— Begin —
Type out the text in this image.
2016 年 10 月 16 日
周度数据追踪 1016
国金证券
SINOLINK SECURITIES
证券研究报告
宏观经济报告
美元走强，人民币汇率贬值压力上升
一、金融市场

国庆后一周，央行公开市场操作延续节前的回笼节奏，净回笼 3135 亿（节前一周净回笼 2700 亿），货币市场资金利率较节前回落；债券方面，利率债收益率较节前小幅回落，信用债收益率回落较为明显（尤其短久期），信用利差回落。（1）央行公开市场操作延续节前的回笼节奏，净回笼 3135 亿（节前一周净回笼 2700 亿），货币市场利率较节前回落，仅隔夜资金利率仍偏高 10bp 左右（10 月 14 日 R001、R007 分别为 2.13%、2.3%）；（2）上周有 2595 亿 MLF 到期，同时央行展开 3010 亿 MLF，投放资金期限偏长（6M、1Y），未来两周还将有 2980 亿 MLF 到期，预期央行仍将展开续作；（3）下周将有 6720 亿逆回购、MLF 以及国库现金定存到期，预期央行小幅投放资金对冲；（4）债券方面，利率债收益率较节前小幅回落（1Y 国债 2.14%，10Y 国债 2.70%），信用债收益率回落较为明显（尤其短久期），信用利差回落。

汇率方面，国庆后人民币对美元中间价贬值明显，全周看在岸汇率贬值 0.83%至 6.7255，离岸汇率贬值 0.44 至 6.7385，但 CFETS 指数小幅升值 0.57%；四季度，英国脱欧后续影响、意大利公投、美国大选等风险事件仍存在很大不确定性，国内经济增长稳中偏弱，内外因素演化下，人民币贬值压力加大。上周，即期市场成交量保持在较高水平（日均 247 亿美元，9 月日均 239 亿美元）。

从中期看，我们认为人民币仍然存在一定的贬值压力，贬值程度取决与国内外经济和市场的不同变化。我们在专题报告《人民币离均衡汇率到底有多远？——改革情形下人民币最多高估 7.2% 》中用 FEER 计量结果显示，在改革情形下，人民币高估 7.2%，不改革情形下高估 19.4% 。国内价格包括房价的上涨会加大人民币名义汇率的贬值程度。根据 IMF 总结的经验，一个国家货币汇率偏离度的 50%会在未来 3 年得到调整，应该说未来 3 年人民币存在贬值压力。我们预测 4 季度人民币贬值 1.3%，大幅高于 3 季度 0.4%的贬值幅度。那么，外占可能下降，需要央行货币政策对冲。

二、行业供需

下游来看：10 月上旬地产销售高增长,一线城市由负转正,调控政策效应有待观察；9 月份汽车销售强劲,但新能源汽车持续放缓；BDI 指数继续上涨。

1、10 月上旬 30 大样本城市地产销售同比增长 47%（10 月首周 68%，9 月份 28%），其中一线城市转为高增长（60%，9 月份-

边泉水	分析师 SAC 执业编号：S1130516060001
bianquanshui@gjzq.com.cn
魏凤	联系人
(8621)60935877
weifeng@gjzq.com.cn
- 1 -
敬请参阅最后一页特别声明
— End —
— Begin —
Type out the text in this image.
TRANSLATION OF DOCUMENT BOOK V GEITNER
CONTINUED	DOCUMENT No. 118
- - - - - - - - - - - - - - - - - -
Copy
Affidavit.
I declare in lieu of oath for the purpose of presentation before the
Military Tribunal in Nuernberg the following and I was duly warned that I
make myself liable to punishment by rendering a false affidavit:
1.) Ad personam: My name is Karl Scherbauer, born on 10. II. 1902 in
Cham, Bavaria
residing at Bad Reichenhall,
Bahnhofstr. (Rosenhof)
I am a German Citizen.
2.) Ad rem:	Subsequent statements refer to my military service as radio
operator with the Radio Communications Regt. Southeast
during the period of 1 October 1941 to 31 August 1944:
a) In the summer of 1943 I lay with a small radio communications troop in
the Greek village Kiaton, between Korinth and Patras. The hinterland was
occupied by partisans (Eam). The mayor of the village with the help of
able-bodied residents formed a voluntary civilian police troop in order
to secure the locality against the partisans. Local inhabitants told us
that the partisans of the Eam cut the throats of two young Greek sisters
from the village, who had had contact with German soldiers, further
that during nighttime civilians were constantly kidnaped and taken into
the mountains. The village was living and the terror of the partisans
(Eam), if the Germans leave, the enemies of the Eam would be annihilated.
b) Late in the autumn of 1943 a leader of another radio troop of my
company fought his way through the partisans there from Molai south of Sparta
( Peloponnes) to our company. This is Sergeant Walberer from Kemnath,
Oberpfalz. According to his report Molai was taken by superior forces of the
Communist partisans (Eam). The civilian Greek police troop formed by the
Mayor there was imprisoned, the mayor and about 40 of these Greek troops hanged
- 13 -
— End —
— Begin —
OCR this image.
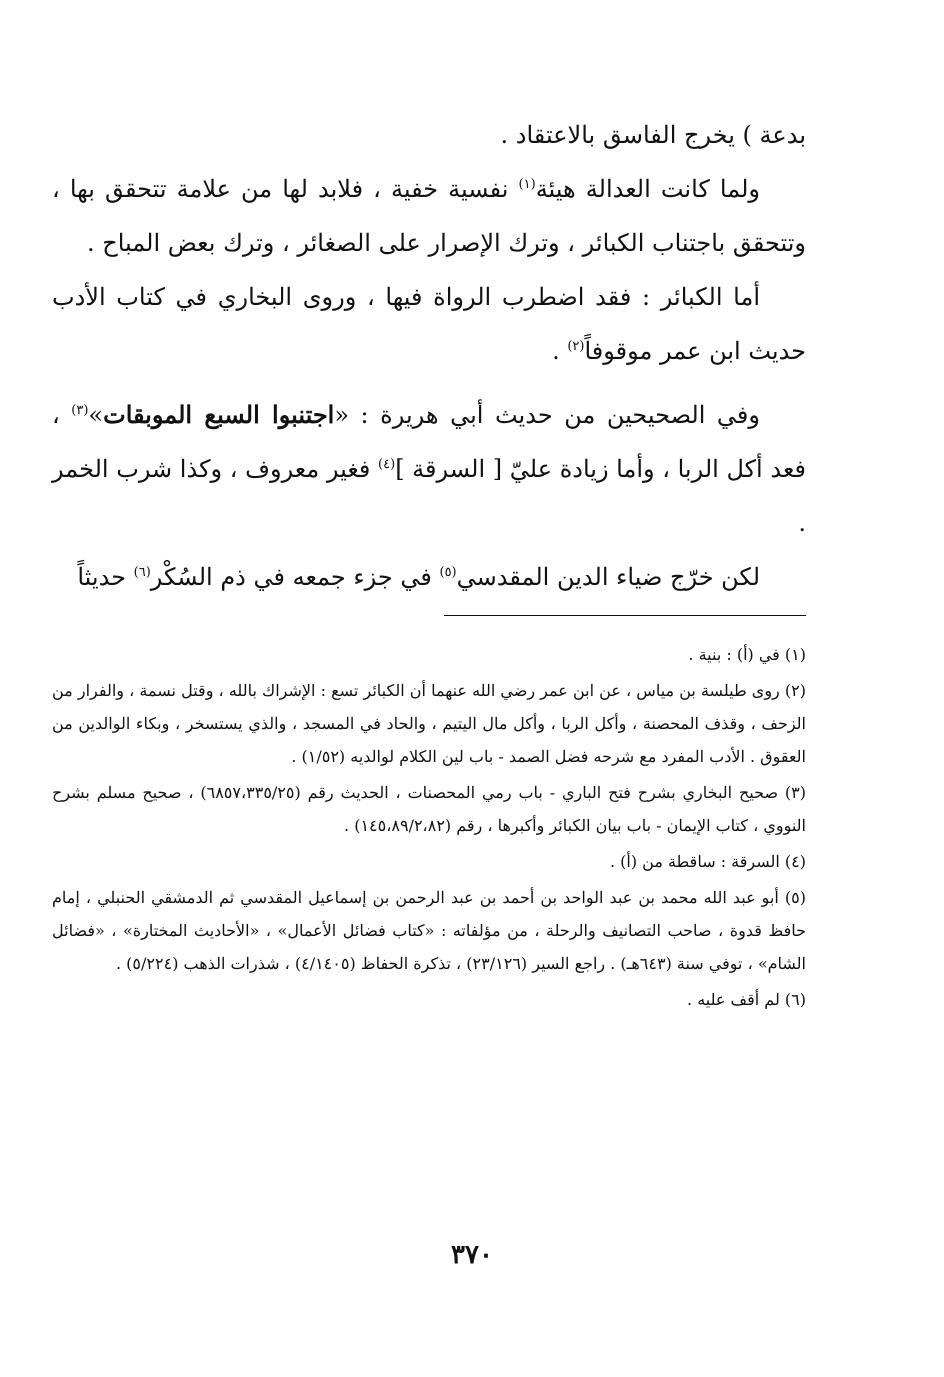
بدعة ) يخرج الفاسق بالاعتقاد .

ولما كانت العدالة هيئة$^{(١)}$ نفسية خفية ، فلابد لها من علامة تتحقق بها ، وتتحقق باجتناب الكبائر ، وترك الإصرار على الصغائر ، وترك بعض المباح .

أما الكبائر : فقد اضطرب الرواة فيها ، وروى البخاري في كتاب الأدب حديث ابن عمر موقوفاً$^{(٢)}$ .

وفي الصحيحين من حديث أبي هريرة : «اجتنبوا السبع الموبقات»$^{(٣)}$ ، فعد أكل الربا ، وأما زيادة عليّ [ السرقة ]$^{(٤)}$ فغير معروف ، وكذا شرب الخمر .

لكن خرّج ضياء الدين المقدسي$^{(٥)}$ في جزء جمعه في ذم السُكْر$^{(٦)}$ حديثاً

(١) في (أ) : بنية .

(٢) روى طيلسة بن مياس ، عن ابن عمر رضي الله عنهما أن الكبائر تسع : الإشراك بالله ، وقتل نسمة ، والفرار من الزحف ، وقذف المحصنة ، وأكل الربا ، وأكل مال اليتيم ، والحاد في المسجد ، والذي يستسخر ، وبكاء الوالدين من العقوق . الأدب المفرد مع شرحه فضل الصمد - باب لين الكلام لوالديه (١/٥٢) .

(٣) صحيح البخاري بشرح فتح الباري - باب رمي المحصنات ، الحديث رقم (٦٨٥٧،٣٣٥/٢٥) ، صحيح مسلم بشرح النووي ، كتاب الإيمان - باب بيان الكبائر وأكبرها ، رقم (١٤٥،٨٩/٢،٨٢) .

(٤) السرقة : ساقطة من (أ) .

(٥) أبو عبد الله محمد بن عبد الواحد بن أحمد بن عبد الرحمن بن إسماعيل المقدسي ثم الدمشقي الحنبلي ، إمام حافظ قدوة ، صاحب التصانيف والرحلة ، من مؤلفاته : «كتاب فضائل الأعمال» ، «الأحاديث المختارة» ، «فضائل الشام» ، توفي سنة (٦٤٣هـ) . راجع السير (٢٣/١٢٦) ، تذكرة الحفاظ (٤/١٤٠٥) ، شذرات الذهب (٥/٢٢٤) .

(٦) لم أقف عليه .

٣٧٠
— End —
■ GIVEN TASK:
From the data, list each line in which the string "الربا" appears.

■ WRITTEN RESPONSE:
وفي الصحيحين من حديث أبي هريرة : «اجتنبوا السبع الموبقات»$^{(٣)}$ ، فعد أكل الربا ، وأما زيادة عليّ [ السرقة ]$^{(٤)}$ فغير معروف ، وكذا شرب الخمر .
(٢) روى طيلسة بن مياس ، عن ابن عمر رضي الله عنهما أن الكبائر تسع : الإشراك بالله ، وقتل نسمة ، والفرار من الزحف ، وقذف المحصنة ، وأكل الربا ، وأكل مال اليتيم ، والحاد في المسجد ، والذي يستسخر ، وبكاء الوالدين من العقوق . الأدب المفرد مع شرحه فضل الصمد - باب لين الكلام لوالديه (١/٥٢) .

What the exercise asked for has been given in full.